THE REQUEST: Transcribe the records that follow. Keep every word exactly, and drop the pictures.

Saved data entries:
────────────────────
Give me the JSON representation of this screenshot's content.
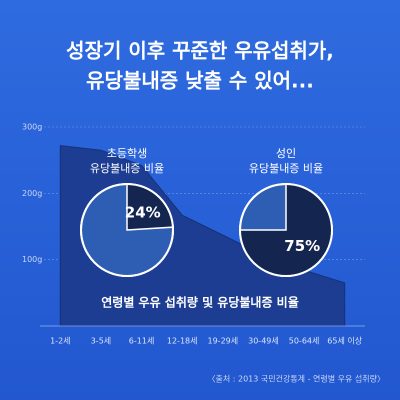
{
  "chart_data": {
    "type": "area",
    "title": [
      "성장기 이후 꾸준한 우유섭취가,",
      "유당불내증 낮출 수 있어..."
    ],
    "subtitle": "연령별 우유 섭취량 및 유당불내증 비율",
    "source": "〈출처 : 2013 국민건강통계 - 연령별 우유 섭취량〉",
    "categories": [
      "1-2세",
      "3-5세",
      "6-11세",
      "12-18세",
      "19-29세",
      "30-49세",
      "50-64세",
      "65세 이상"
    ],
    "values": [
      272,
      265,
      242,
      167,
      137,
      107,
      84,
      65
    ],
    "color": "#1c3d92",
    "ylim": [
      0,
      300
    ],
    "yticks": [
      {
        "value": 100,
        "label": "100g"
      },
      {
        "value": 200,
        "label": "200g"
      },
      {
        "value": 300,
        "label": "300g"
      }
    ],
    "grid": true,
    "pies": [
      {
        "label": [
          "초등학생",
          "유당불내증 비율"
        ],
        "value": 24,
        "value_label": "24%"
      },
      {
        "label": [
          "성인",
          "유당불내증 비율"
        ],
        "value": 75,
        "value_label": "75%"
      }
    ]
  }
}
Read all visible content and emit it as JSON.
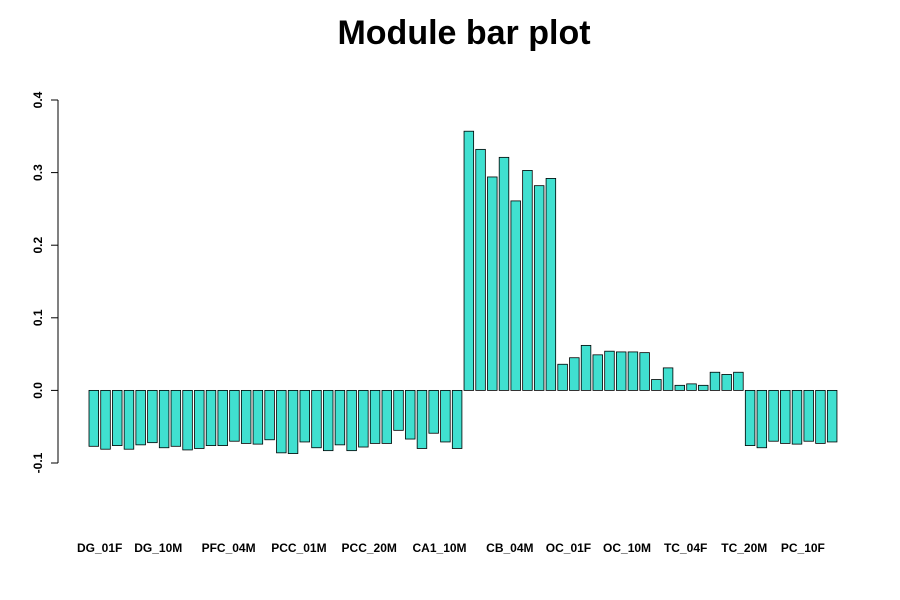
{
  "chart_data": {
    "type": "bar",
    "title": "Module bar plot",
    "xlabel": "",
    "ylabel": "",
    "ylim": [
      -0.1,
      0.4
    ],
    "yticks": [
      -0.1,
      0.0,
      0.1,
      0.2,
      0.3,
      0.4
    ],
    "bar_color": "#40E0D0",
    "bar_border_color": "#000000",
    "grid": false,
    "values": [
      -0.077,
      -0.081,
      -0.076,
      -0.081,
      -0.075,
      -0.072,
      -0.079,
      -0.077,
      -0.082,
      -0.08,
      -0.076,
      -0.076,
      -0.07,
      -0.073,
      -0.074,
      -0.068,
      -0.086,
      -0.087,
      -0.071,
      -0.079,
      -0.083,
      -0.075,
      -0.083,
      -0.078,
      -0.073,
      -0.073,
      -0.055,
      -0.067,
      -0.08,
      -0.059,
      -0.071,
      -0.08,
      0.357,
      0.332,
      0.294,
      0.321,
      0.261,
      0.303,
      0.282,
      0.292,
      0.036,
      0.045,
      0.062,
      0.049,
      0.054,
      0.053,
      0.053,
      0.052,
      0.015,
      0.031,
      0.007,
      0.009,
      0.007,
      0.025,
      0.022,
      0.025,
      -0.076,
      -0.079,
      -0.07,
      -0.073,
      -0.074,
      -0.07,
      -0.073,
      -0.071
    ],
    "tick_labels": [
      {
        "label": "DG_01F",
        "bar": 0.5
      },
      {
        "label": "DG_10M",
        "bar": 5.5
      },
      {
        "label": "PFC_04M",
        "bar": 11.5
      },
      {
        "label": "PCC_01M",
        "bar": 17.5
      },
      {
        "label": "PCC_20M",
        "bar": 23.5
      },
      {
        "label": "CA1_10M",
        "bar": 29.5
      },
      {
        "label": "CB_04M",
        "bar": 35.5
      },
      {
        "label": "OC_01F",
        "bar": 40.5
      },
      {
        "label": "OC_10M",
        "bar": 45.5
      },
      {
        "label": "TC_04F",
        "bar": 50.5
      },
      {
        "label": "TC_20M",
        "bar": 55.5
      },
      {
        "label": "PC_10F",
        "bar": 60.5
      }
    ]
  }
}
────────────────────
SOLUTION FOR THIS PROBLEM:
Give me the JSON representation of this screenshot's content.
{
  "chart_data": {
    "type": "area",
    "title": [
      "성장기 이후 꾸준한 우유섭취가,",
      "유당불내증 낮출 수 있어..."
    ],
    "subtitle": "연령별 우유 섭취량 및 유당불내증 비율",
    "source": "〈출처 : 2013 국민건강통계 - 연령별 우유 섭취량〉",
    "categories": [
      "1-2세",
      "3-5세",
      "6-11세",
      "12-18세",
      "19-29세",
      "30-49세",
      "50-64세",
      "65세 이상"
    ],
    "values": [
      272,
      265,
      242,
      167,
      137,
      107,
      84,
      65
    ],
    "color": "#1c3d92",
    "ylim": [
      0,
      300
    ],
    "yticks": [
      {
        "value": 100,
        "label": "100g"
      },
      {
        "value": 200,
        "label": "200g"
      },
      {
        "value": 300,
        "label": "300g"
      }
    ],
    "grid": true,
    "pies": [
      {
        "label": [
          "초등학생",
          "유당불내증 비율"
        ],
        "value": 24,
        "value_label": "24%"
      },
      {
        "label": [
          "성인",
          "유당불내증 비율"
        ],
        "value": 75,
        "value_label": "75%"
      }
    ]
  }
}
Read all visible content and emit it as JSON.
{
  "chart_data": {
    "type": "bar",
    "title": "Module bar plot",
    "xlabel": "",
    "ylabel": "",
    "ylim": [
      -0.1,
      0.4
    ],
    "yticks": [
      -0.1,
      0.0,
      0.1,
      0.2,
      0.3,
      0.4
    ],
    "bar_color": "#40E0D0",
    "bar_border_color": "#000000",
    "grid": false,
    "values": [
      -0.077,
      -0.081,
      -0.076,
      -0.081,
      -0.075,
      -0.072,
      -0.079,
      -0.077,
      -0.082,
      -0.08,
      -0.076,
      -0.076,
      -0.07,
      -0.073,
      -0.074,
      -0.068,
      -0.086,
      -0.087,
      -0.071,
      -0.079,
      -0.083,
      -0.075,
      -0.083,
      -0.078,
      -0.073,
      -0.073,
      -0.055,
      -0.067,
      -0.08,
      -0.059,
      -0.071,
      -0.08,
      0.357,
      0.332,
      0.294,
      0.321,
      0.261,
      0.303,
      0.282,
      0.292,
      0.036,
      0.045,
      0.062,
      0.049,
      0.054,
      0.053,
      0.053,
      0.052,
      0.015,
      0.031,
      0.007,
      0.009,
      0.007,
      0.025,
      0.022,
      0.025,
      -0.076,
      -0.079,
      -0.07,
      -0.073,
      -0.074,
      -0.07,
      -0.073,
      -0.071
    ],
    "tick_labels": [
      {
        "label": "DG_01F",
        "bar": 0.5
      },
      {
        "label": "DG_10M",
        "bar": 5.5
      },
      {
        "label": "PFC_04M",
        "bar": 11.5
      },
      {
        "label": "PCC_01M",
        "bar": 17.5
      },
      {
        "label": "PCC_20M",
        "bar": 23.5
      },
      {
        "label": "CA1_10M",
        "bar": 29.5
      },
      {
        "label": "CB_04M",
        "bar": 35.5
      },
      {
        "label": "OC_01F",
        "bar": 40.5
      },
      {
        "label": "OC_10M",
        "bar": 45.5
      },
      {
        "label": "TC_04F",
        "bar": 50.5
      },
      {
        "label": "TC_20M",
        "bar": 55.5
      },
      {
        "label": "PC_10F",
        "bar": 60.5
      }
    ]
  }
}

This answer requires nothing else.